_Layout element entries_.

>> begin

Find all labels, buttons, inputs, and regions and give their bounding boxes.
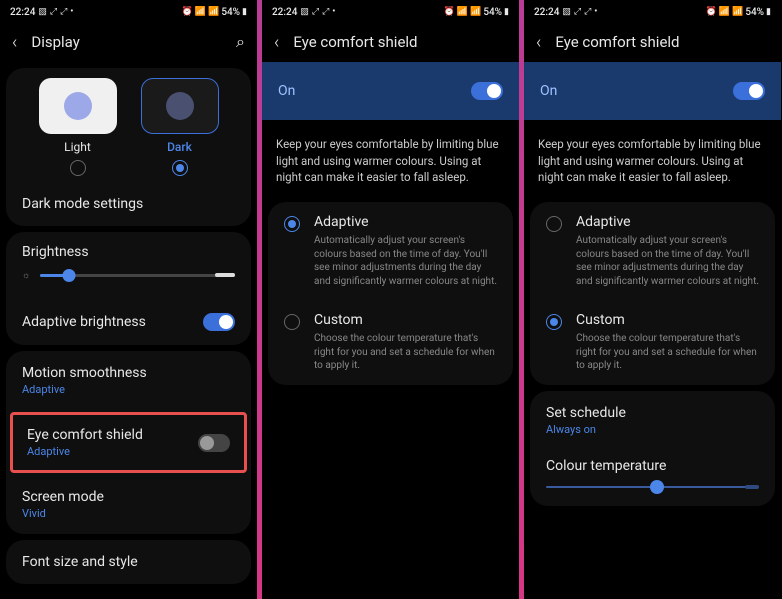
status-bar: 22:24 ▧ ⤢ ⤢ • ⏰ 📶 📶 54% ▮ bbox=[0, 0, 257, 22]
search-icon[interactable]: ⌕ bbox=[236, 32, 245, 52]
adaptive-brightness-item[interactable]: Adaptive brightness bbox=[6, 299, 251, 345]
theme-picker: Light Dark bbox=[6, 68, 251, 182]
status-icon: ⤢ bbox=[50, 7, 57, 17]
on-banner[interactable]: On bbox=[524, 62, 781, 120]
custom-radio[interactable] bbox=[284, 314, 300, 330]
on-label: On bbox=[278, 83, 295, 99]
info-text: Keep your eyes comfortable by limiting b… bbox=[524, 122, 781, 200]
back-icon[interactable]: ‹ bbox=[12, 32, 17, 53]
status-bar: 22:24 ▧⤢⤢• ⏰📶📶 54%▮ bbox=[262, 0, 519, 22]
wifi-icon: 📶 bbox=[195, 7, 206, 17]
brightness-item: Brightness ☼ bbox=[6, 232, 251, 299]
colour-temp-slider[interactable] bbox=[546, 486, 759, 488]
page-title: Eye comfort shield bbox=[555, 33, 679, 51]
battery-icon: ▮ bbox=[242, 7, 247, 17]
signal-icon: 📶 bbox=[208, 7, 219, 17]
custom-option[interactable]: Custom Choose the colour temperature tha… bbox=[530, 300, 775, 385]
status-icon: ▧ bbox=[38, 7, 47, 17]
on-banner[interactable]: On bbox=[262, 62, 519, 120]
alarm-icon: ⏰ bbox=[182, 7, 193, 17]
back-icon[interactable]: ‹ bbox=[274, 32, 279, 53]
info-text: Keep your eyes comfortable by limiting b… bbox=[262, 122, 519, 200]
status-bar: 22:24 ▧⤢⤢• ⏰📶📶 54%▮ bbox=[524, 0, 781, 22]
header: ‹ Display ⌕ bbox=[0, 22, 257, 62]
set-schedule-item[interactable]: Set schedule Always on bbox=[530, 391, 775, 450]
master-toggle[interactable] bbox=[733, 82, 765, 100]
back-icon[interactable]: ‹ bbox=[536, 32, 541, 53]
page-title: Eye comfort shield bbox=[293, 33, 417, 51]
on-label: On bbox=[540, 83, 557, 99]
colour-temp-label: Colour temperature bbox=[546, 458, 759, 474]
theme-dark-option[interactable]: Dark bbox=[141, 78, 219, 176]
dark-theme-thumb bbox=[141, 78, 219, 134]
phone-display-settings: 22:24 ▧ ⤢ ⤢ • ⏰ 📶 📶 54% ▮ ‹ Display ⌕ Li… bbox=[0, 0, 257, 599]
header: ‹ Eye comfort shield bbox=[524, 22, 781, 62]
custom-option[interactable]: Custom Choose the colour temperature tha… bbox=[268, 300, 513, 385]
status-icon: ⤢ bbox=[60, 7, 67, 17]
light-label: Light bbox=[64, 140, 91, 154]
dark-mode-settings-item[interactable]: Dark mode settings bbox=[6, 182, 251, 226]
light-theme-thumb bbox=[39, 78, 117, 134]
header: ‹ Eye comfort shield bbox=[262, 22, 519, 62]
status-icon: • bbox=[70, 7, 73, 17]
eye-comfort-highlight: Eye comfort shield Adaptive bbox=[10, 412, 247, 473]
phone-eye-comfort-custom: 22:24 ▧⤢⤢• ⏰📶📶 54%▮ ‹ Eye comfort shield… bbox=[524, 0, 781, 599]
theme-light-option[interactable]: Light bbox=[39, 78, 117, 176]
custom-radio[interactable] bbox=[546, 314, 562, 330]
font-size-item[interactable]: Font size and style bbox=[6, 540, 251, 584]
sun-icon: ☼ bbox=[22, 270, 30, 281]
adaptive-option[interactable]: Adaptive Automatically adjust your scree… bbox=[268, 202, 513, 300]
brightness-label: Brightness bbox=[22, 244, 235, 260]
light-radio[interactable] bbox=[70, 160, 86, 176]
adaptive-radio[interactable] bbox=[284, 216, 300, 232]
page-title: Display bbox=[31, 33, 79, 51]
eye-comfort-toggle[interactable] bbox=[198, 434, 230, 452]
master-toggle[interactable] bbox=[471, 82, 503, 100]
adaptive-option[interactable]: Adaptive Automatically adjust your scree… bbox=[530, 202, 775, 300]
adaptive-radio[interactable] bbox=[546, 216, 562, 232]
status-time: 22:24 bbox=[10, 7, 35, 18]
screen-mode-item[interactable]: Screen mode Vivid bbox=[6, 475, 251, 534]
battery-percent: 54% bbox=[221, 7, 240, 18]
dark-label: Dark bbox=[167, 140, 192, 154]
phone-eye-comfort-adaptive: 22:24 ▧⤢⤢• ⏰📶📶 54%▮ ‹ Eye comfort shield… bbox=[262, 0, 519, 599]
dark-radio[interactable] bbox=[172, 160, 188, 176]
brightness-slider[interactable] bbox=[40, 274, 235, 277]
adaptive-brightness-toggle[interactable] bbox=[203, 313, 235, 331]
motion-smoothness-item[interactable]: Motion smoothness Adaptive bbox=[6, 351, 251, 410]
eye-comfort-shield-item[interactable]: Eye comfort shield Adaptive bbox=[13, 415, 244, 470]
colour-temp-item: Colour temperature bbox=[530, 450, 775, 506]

>> end

_To do_. Could you reproduce all of the items above word for word, leaving out the pictures?

_Response to the task_.
Find all labels, buttons, inputs, and regions and give their bounding boxes.
status-bar: 22:24 ▧ ⤢ ⤢ • ⏰ 📶 📶 54% ▮ bbox=[0, 0, 257, 22]
search-icon[interactable]: ⌕ bbox=[236, 32, 245, 52]
adaptive-brightness-item[interactable]: Adaptive brightness bbox=[6, 299, 251, 345]
theme-picker: Light Dark bbox=[6, 68, 251, 182]
status-icon: ⤢ bbox=[50, 7, 57, 17]
on-banner[interactable]: On bbox=[524, 62, 781, 120]
custom-radio[interactable] bbox=[284, 314, 300, 330]
on-label: On bbox=[278, 83, 295, 99]
info-text: Keep your eyes comfortable by limiting b… bbox=[524, 122, 781, 200]
back-icon[interactable]: ‹ bbox=[12, 32, 17, 53]
status-bar: 22:24 ▧⤢⤢• ⏰📶📶 54%▮ bbox=[262, 0, 519, 22]
wifi-icon: 📶 bbox=[195, 7, 206, 17]
brightness-item: Brightness ☼ bbox=[6, 232, 251, 299]
colour-temp-slider[interactable] bbox=[546, 486, 759, 488]
page-title: Eye comfort shield bbox=[555, 33, 679, 51]
battery-icon: ▮ bbox=[242, 7, 247, 17]
signal-icon: 📶 bbox=[208, 7, 219, 17]
custom-option[interactable]: Custom Choose the colour temperature tha… bbox=[530, 300, 775, 385]
status-icon: ▧ bbox=[38, 7, 47, 17]
on-banner[interactable]: On bbox=[262, 62, 519, 120]
alarm-icon: ⏰ bbox=[182, 7, 193, 17]
back-icon[interactable]: ‹ bbox=[274, 32, 279, 53]
info-text: Keep your eyes comfortable by limiting b… bbox=[262, 122, 519, 200]
status-bar: 22:24 ▧⤢⤢• ⏰📶📶 54%▮ bbox=[524, 0, 781, 22]
header: ‹ Display ⌕ bbox=[0, 22, 257, 62]
set-schedule-item[interactable]: Set schedule Always on bbox=[530, 391, 775, 450]
master-toggle[interactable] bbox=[733, 82, 765, 100]
back-icon[interactable]: ‹ bbox=[536, 32, 541, 53]
page-title: Eye comfort shield bbox=[293, 33, 417, 51]
on-label: On bbox=[540, 83, 557, 99]
colour-temp-label: Colour temperature bbox=[546, 458, 759, 474]
theme-dark-option[interactable]: Dark bbox=[141, 78, 219, 176]
dark-theme-thumb bbox=[141, 78, 219, 134]
phone-display-settings: 22:24 ▧ ⤢ ⤢ • ⏰ 📶 📶 54% ▮ ‹ Display ⌕ Li… bbox=[0, 0, 257, 599]
header: ‹ Eye comfort shield bbox=[524, 22, 781, 62]
custom-option[interactable]: Custom Choose the colour temperature tha… bbox=[268, 300, 513, 385]
status-icon: ⤢ bbox=[60, 7, 67, 17]
light-label: Light bbox=[64, 140, 91, 154]
dark-mode-settings-item[interactable]: Dark mode settings bbox=[6, 182, 251, 226]
light-theme-thumb bbox=[39, 78, 117, 134]
header: ‹ Eye comfort shield bbox=[262, 22, 519, 62]
status-icon: • bbox=[70, 7, 73, 17]
eye-comfort-highlight: Eye comfort shield Adaptive bbox=[10, 412, 247, 473]
phone-eye-comfort-custom: 22:24 ▧⤢⤢• ⏰📶📶 54%▮ ‹ Eye comfort shield… bbox=[524, 0, 781, 599]
theme-light-option[interactable]: Light bbox=[39, 78, 117, 176]
custom-radio[interactable] bbox=[546, 314, 562, 330]
font-size-item[interactable]: Font size and style bbox=[6, 540, 251, 584]
sun-icon: ☼ bbox=[22, 270, 30, 281]
adaptive-option[interactable]: Adaptive Automatically adjust your scree… bbox=[268, 202, 513, 300]
brightness-label: Brightness bbox=[22, 244, 235, 260]
light-radio[interactable] bbox=[70, 160, 86, 176]
adaptive-radio[interactable] bbox=[284, 216, 300, 232]
page-title: Display bbox=[31, 33, 79, 51]
eye-comfort-toggle[interactable] bbox=[198, 434, 230, 452]
master-toggle[interactable] bbox=[471, 82, 503, 100]
adaptive-option[interactable]: Adaptive Automatically adjust your scree… bbox=[530, 202, 775, 300]
adaptive-radio[interactable] bbox=[546, 216, 562, 232]
status-time: 22:24 bbox=[10, 7, 35, 18]
screen-mode-item[interactable]: Screen mode Vivid bbox=[6, 475, 251, 534]
battery-percent: 54% bbox=[221, 7, 240, 18]
dark-label: Dark bbox=[167, 140, 192, 154]
phone-eye-comfort-adaptive: 22:24 ▧⤢⤢• ⏰📶📶 54%▮ ‹ Eye comfort shield… bbox=[262, 0, 519, 599]
dark-radio[interactable] bbox=[172, 160, 188, 176]
brightness-slider[interactable] bbox=[40, 274, 235, 277]
adaptive-brightness-toggle[interactable] bbox=[203, 313, 235, 331]
motion-smoothness-item[interactable]: Motion smoothness Adaptive bbox=[6, 351, 251, 410]
eye-comfort-shield-item[interactable]: Eye comfort shield Adaptive bbox=[13, 415, 244, 470]
colour-temp-item: Colour temperature bbox=[530, 450, 775, 506]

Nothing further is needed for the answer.